Data entries »
______________________________
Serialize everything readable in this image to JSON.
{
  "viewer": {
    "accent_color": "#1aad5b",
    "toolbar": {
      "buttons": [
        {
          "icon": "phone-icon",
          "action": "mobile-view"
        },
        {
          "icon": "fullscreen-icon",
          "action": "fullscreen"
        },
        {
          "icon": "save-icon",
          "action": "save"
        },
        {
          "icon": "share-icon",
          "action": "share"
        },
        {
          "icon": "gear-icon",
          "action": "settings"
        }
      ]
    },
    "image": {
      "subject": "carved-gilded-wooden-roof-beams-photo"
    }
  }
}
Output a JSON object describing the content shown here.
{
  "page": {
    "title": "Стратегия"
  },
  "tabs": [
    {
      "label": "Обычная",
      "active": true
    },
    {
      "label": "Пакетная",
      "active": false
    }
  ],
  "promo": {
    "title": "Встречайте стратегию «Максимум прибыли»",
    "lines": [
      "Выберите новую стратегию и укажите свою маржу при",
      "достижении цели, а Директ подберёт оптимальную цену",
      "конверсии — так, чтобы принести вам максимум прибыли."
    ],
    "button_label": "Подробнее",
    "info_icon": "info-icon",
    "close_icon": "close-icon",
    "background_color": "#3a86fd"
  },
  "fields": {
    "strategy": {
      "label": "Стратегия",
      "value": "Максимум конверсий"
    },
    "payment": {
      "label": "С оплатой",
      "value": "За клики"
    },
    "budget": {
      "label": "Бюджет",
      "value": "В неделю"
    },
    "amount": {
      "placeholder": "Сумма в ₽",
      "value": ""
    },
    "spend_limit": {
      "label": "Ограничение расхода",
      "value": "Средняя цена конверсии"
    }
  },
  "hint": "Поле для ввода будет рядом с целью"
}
______________________________
Goal of the exercise » Give the lines exactly as they stand, from the line with "Output a JSON" through the end of the material.

Solution to the problem »
Output a JSON object describing the content shown here.
{
  "page": {
    "title": "Стратегия"
  },
  "tabs": [
    {
      "label": "Обычная",
      "active": true
    },
    {
      "label": "Пакетная",
      "active": false
    }
  ],
  "promo": {
    "title": "Встречайте стратегию «Максимум прибыли»",
    "lines": [
      "Выберите новую стратегию и укажите свою маржу при",
      "достижении цели, а Директ подберёт оптимальную цену",
      "конверсии — так, чтобы принести вам максимум прибыли."
    ],
    "button_label": "Подробнее",
    "info_icon": "info-icon",
    "close_icon": "close-icon",
    "background_color": "#3a86fd"
  },
  "fields": {
    "strategy": {
      "label": "Стратегия",
      "value": "Максимум конверсий"
    },
    "payment": {
      "label": "С оплатой",
      "value": "За клики"
    },
    "budget": {
      "label": "Бюджет",
      "value": "В неделю"
    },
    "amount": {
      "placeholder": "Сумма в ₽",
      "value": ""
    },
    "spend_limit": {
      "label": "Ограничение расхода",
      "value": "Средняя цена конверсии"
    }
  },
  "hint": "Поле для ввода будет рядом с целью"
}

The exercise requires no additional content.